▸ **Exercise prompt**: Copy out each line of the material below that holds the string "icon".

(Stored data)
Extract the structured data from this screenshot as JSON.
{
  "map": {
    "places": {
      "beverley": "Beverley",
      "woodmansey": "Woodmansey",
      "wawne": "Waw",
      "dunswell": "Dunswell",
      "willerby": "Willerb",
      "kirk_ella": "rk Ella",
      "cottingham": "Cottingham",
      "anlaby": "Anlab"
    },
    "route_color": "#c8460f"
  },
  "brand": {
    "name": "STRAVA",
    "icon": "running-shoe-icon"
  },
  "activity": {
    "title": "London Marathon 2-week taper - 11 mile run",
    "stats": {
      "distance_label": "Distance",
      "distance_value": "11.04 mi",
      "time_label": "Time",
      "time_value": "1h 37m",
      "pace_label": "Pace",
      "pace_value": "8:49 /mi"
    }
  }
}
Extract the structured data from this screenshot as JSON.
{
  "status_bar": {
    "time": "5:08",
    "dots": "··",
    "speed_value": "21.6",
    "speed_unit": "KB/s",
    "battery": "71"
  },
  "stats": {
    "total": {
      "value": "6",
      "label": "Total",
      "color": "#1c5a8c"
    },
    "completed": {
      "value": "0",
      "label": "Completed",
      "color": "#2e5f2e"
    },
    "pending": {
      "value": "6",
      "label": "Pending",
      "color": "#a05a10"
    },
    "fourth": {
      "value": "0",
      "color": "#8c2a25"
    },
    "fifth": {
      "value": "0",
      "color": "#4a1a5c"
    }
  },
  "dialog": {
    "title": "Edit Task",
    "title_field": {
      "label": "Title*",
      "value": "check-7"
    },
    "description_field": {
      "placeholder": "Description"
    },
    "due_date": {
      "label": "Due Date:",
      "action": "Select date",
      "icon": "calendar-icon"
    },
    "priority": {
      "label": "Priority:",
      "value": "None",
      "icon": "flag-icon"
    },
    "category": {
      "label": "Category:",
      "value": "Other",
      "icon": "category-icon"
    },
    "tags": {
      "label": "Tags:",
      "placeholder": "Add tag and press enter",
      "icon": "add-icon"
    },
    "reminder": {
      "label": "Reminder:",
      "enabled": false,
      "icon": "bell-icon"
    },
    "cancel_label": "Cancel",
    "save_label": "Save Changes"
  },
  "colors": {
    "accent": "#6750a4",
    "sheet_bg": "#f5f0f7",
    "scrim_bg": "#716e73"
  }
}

▸ **Result of this exercise**:
    "icon": "running-shoe-icon"
      "icon": "calendar-icon"
      "icon": "flag-icon"
      "icon": "category-icon"
      "icon": "add-icon"
      "icon": "bell-icon"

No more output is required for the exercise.